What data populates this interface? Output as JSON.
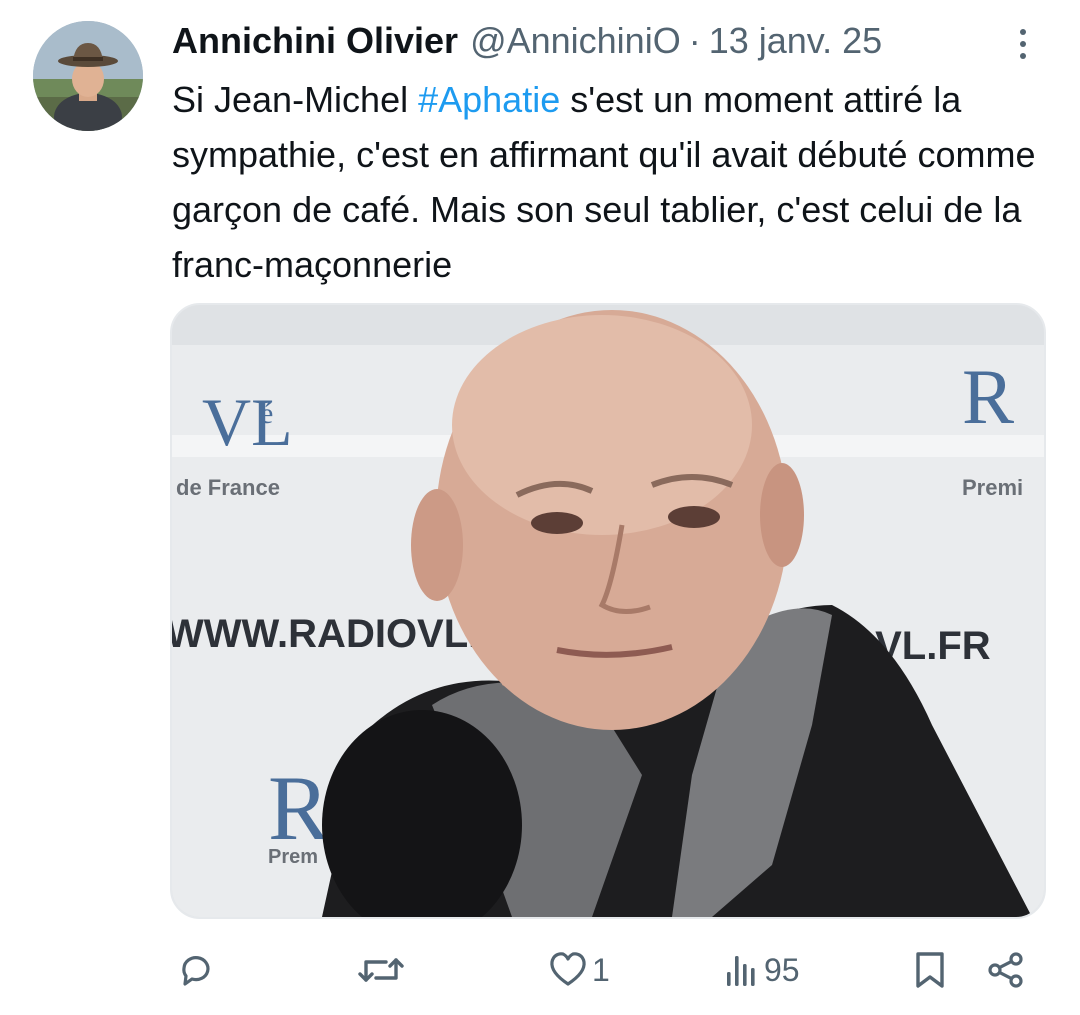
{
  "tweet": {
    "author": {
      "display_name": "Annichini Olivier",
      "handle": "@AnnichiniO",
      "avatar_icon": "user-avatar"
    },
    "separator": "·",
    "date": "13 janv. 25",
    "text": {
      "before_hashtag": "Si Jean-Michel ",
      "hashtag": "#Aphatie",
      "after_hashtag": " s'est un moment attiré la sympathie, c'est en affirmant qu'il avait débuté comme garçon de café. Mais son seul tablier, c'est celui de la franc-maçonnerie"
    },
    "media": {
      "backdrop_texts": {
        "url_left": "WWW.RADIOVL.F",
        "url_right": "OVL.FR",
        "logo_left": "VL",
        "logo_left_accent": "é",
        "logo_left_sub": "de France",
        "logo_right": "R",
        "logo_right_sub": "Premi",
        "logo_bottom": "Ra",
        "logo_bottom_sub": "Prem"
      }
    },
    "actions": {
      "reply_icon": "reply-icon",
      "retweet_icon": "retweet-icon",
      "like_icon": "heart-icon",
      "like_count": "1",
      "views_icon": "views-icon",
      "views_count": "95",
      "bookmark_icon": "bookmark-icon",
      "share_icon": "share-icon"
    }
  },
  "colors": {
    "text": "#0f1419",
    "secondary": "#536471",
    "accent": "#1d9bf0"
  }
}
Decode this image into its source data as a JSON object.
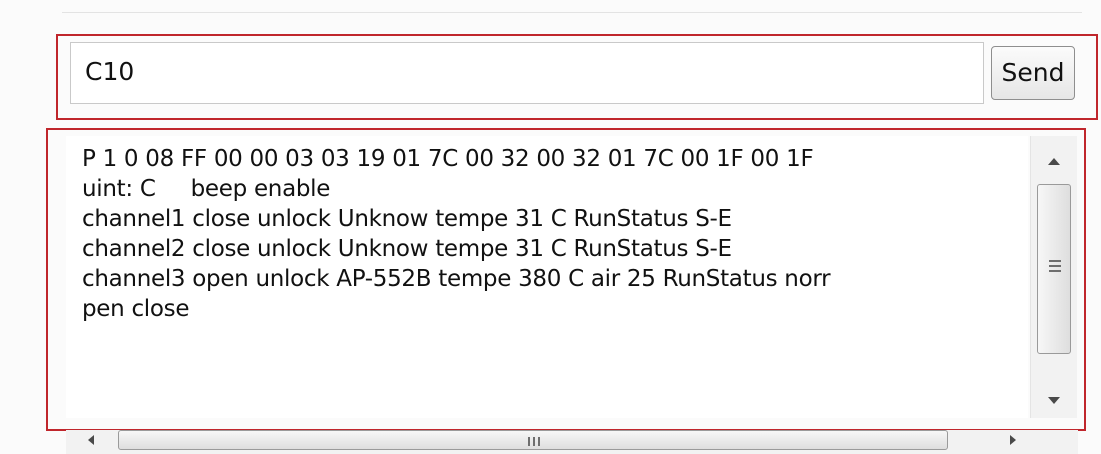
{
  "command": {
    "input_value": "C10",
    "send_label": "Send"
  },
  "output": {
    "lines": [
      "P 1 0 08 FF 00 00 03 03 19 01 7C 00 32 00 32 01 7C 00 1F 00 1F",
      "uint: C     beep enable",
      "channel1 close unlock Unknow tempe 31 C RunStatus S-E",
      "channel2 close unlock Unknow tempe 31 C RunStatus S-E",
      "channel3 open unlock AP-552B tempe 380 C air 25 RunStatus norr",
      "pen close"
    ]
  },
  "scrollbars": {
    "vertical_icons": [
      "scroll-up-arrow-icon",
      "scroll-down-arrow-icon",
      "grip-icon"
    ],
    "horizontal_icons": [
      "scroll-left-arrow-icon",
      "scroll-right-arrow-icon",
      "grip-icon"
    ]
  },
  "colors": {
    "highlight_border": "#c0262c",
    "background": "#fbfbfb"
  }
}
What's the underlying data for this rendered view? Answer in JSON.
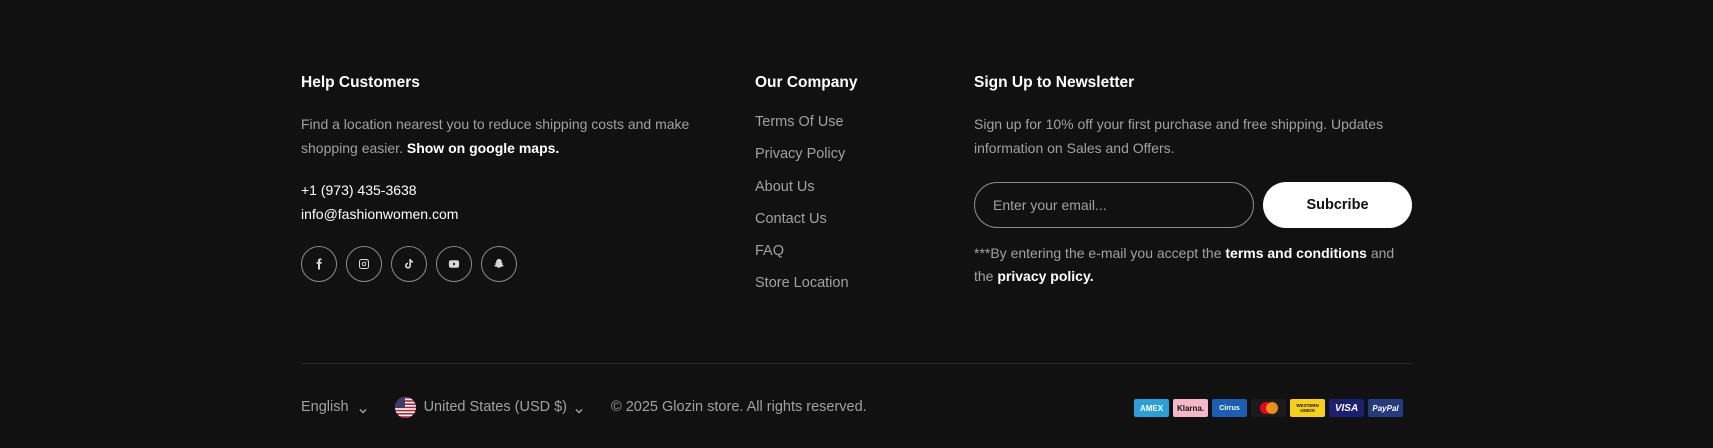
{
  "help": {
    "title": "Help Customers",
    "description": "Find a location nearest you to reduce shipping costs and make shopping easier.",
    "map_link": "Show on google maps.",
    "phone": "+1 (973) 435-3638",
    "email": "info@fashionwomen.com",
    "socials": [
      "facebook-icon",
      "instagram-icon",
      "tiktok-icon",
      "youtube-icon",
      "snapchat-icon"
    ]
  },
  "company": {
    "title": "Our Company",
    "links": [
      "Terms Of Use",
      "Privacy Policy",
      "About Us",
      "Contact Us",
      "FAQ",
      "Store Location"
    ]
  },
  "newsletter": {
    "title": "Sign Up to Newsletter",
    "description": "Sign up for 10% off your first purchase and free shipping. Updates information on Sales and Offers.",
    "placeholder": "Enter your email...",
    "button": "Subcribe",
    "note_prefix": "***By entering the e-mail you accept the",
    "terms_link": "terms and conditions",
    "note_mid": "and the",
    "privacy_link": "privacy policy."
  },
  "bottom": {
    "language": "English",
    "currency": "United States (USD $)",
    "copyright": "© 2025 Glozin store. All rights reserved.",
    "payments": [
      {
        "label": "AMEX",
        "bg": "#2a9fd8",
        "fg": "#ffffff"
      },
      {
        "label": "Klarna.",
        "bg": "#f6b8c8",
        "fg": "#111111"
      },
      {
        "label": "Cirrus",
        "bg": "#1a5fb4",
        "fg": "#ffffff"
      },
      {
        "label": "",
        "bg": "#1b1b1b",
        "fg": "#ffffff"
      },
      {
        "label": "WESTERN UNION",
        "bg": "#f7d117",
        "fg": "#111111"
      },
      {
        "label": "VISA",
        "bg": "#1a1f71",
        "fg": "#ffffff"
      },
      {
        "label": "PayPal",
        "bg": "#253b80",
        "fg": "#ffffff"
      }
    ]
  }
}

---

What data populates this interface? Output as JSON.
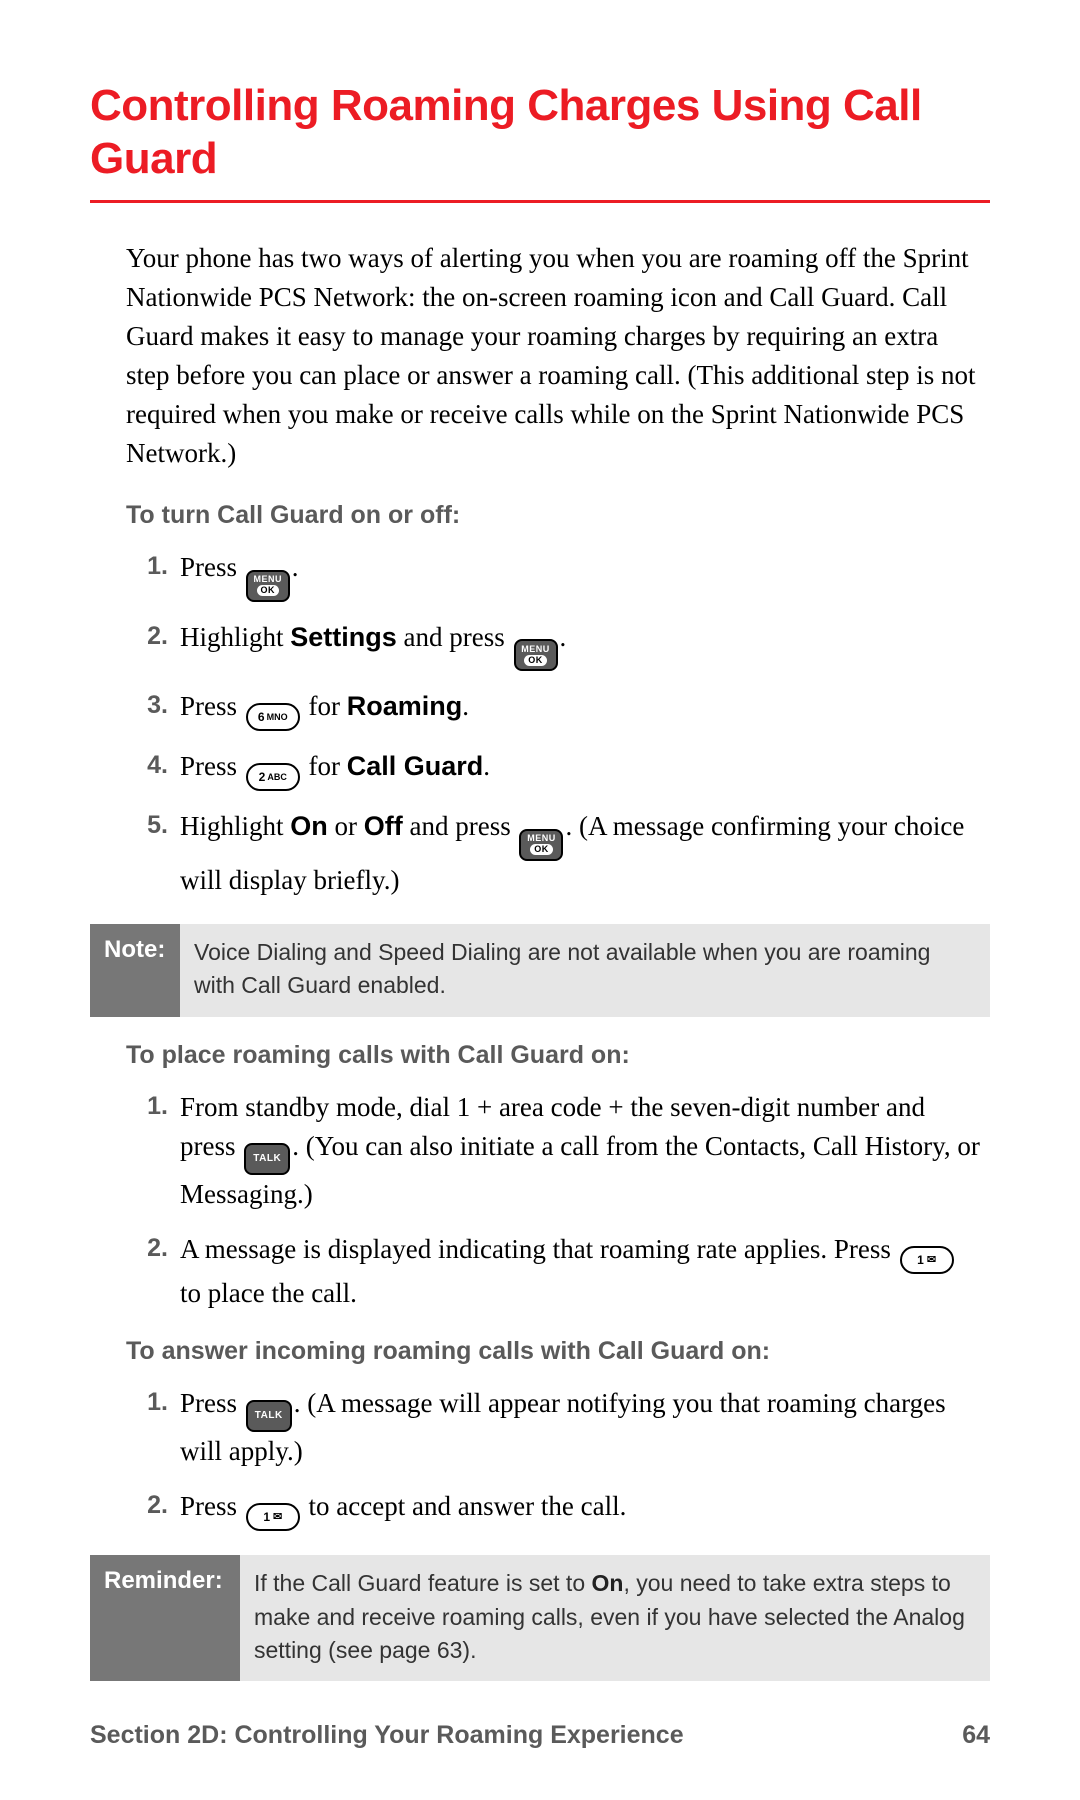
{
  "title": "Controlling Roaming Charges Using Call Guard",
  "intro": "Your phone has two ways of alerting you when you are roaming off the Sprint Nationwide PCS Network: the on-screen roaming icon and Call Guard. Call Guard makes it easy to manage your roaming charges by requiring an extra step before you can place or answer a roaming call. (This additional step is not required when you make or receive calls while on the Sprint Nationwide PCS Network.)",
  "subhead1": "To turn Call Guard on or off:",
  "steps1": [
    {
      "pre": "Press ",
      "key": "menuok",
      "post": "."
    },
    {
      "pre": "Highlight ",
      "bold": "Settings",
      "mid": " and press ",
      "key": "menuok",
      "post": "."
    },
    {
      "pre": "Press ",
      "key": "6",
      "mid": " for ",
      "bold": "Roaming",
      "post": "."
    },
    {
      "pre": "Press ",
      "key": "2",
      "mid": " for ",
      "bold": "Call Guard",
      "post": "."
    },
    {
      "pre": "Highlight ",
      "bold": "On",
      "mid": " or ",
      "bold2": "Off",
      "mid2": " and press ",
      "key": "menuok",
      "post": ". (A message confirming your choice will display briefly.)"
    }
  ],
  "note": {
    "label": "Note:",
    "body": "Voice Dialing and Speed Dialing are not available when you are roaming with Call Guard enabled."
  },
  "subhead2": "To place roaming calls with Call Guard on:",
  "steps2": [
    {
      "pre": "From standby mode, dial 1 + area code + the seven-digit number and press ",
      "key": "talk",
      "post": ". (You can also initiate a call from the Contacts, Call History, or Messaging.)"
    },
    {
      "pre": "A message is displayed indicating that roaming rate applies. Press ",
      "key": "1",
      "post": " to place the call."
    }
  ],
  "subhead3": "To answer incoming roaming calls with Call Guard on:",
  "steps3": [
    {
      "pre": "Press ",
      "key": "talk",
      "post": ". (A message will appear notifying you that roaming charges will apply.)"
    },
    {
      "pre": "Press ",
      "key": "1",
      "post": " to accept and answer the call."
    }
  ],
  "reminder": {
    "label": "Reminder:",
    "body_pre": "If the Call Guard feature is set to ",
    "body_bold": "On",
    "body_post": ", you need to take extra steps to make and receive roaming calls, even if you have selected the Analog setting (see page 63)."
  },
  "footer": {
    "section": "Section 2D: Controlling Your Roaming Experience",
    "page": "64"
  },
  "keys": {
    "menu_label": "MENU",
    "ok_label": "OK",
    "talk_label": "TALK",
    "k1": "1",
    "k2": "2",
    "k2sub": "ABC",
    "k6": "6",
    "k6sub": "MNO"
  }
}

# [Exercise directions]
Write only the number of lines in the data above that include "message".

# [Answer in full]
3